### WHAT YOU HAVE TO DO
Reproduce the listing below in its entirety. Change nothing.

[Start of ENTRIES SHOWN]

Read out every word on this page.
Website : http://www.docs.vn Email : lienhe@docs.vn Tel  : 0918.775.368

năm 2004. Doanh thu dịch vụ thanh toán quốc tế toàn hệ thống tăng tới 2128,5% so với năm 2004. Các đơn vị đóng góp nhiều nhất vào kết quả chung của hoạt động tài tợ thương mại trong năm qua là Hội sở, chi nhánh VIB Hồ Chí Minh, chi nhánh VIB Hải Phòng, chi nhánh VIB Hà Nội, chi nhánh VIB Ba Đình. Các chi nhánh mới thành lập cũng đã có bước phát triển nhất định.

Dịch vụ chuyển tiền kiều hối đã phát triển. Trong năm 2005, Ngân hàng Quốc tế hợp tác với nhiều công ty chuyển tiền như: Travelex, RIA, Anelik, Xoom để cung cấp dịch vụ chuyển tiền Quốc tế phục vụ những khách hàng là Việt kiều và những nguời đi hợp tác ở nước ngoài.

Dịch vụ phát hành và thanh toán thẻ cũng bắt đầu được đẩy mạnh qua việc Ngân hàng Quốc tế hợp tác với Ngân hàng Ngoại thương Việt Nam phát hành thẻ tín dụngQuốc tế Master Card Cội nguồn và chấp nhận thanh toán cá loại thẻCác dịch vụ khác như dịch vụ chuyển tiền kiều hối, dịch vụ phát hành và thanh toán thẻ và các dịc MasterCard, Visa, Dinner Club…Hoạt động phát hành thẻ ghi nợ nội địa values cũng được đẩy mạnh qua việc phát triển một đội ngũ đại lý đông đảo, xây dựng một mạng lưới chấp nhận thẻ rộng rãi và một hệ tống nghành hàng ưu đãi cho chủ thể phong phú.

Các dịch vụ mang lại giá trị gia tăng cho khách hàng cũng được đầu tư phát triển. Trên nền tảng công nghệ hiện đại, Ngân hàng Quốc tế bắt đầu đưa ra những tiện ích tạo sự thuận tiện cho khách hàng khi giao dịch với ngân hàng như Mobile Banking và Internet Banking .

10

[End of ENTRIES SHOWN]

### THE ANSWER
Read out every word on this page.
Website : http://www.docs.vn Email : lienhe@docs.vn Tel  : 0918.775.368

năm 2004. Doanh thu dịch vụ thanh toán quốc tế toàn hệ thống tăng tới 2128,5% so với năm 2004. Các đơn vị đóng góp nhiều nhất vào kết quả chung của hoạt động tài tợ thương mại trong năm qua là Hội sở, chi nhánh VIB Hồ Chí Minh, chi nhánh VIB Hải Phòng, chi nhánh VIB Hà Nội, chi nhánh VIB Ba Đình. Các chi nhánh mới thành lập cũng đã có bước phát triển nhất định.

Dịch vụ chuyển tiền kiều hối đã phát triển. Trong năm 2005, Ngân hàng Quốc tế hợp tác với nhiều công ty chuyển tiền như: Travelex, RIA, Anelik, Xoom để cung cấp dịch vụ chuyển tiền Quốc tế phục vụ những khách hàng là Việt kiều và những nguời đi hợp tác ở nước ngoài.

Dịch vụ phát hành và thanh toán thẻ cũng bắt đầu được đẩy mạnh qua việc Ngân hàng Quốc tế hợp tác với Ngân hàng Ngoại thương Việt Nam phát hành thẻ tín dụngQuốc tế Master Card Cội nguồn và chấp nhận thanh toán cá loại thẻCác dịch vụ khác như dịch vụ chuyển tiền kiều hối, dịch vụ phát hành và thanh toán thẻ và các dịc MasterCard, Visa, Dinner Club…Hoạt động phát hành thẻ ghi nợ nội địa values cũng được đẩy mạnh qua việc phát triển một đội ngũ đại lý đông đảo, xây dựng một mạng lưới chấp nhận thẻ rộng rãi và một hệ tống nghành hàng ưu đãi cho chủ thể phong phú.

Các dịch vụ mang lại giá trị gia tăng cho khách hàng cũng được đầu tư phát triển. Trên nền tảng công nghệ hiện đại, Ngân hàng Quốc tế bắt đầu đưa ra những tiện ích tạo sự thuận tiện cho khách hàng khi giao dịch với ngân hàng như Mobile Banking và Internet Banking .

10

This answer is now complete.